# What is required:
Skip the pictures. Transcribe the rest of the data below without changing a word.

════════

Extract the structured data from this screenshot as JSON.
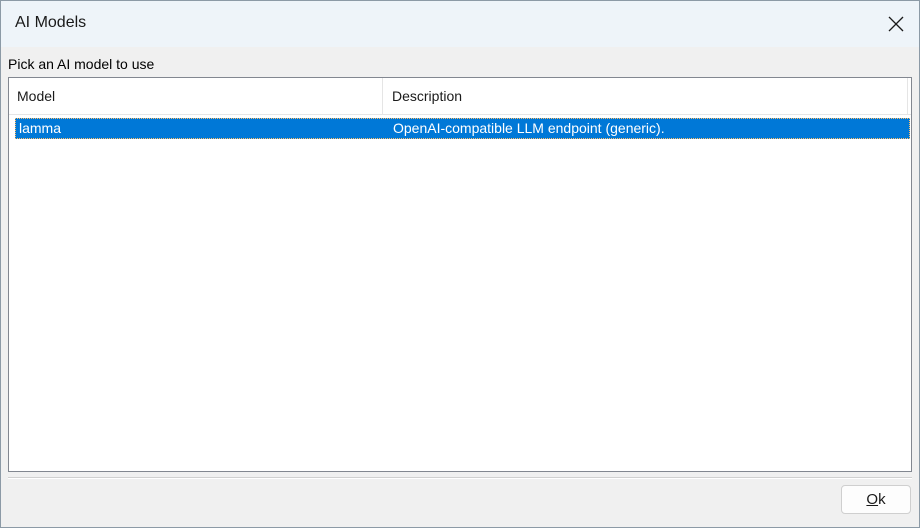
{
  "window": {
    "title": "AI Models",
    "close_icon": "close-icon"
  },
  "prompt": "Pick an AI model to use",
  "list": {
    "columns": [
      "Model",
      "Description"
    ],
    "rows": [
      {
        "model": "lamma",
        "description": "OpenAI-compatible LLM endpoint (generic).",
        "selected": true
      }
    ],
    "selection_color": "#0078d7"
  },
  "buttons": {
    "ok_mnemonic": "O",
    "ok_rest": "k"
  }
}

════════

# Task answer:
Extract the structured data from this screenshot as JSON.
{
  "window": {
    "title": "AI Models",
    "close_icon": "close-icon"
  },
  "prompt": "Pick an AI model to use",
  "list": {
    "columns": [
      "Model",
      "Description"
    ],
    "rows": [
      {
        "model": "lamma",
        "description": "OpenAI-compatible LLM endpoint (generic).",
        "selected": true
      }
    ],
    "selection_color": "#0078d7"
  },
  "buttons": {
    "ok_mnemonic": "O",
    "ok_rest": "k"
  }
}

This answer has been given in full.